## AIM
Please find all lines in the data that hold the string "Pipeline" and copy them.

## DATA IN THIS EXERCISE
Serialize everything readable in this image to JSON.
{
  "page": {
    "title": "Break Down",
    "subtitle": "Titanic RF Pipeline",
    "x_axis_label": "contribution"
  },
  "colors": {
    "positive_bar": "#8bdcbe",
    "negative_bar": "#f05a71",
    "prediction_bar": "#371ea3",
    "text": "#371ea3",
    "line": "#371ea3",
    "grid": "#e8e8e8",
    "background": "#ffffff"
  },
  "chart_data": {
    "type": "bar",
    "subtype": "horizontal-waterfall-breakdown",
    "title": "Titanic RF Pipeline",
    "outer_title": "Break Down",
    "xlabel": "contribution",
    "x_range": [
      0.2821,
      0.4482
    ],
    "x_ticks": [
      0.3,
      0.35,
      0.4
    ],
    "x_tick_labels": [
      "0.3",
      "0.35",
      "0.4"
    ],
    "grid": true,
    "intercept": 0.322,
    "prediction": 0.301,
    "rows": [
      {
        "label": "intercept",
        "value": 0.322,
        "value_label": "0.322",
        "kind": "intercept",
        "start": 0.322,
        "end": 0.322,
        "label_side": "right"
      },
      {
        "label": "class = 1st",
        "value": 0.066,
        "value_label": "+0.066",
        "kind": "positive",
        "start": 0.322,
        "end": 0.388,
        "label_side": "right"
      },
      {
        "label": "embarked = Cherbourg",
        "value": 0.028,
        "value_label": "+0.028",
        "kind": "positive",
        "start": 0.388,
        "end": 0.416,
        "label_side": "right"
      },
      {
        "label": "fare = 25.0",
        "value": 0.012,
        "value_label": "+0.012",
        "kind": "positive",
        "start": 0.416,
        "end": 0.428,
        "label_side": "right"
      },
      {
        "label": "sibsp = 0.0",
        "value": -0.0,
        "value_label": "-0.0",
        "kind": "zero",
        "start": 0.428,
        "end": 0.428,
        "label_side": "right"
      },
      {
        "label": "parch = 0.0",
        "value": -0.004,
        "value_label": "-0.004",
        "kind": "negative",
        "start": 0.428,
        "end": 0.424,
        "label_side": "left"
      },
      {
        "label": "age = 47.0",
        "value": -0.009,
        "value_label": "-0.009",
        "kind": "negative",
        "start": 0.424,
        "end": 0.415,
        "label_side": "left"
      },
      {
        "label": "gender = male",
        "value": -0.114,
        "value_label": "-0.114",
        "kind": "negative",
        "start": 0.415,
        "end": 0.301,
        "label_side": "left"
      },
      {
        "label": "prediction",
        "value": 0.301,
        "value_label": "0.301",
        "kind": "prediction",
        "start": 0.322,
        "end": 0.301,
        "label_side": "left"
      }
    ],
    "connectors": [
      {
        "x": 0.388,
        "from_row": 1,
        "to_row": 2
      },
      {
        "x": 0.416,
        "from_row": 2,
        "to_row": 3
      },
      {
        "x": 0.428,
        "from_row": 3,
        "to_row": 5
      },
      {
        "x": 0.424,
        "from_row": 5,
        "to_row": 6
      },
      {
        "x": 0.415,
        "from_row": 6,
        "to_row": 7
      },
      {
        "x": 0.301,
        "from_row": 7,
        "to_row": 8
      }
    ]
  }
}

## WRITTEN RESPONSE
    "subtitle": "Titanic RF Pipeline",
    "title": "Titanic RF Pipeline",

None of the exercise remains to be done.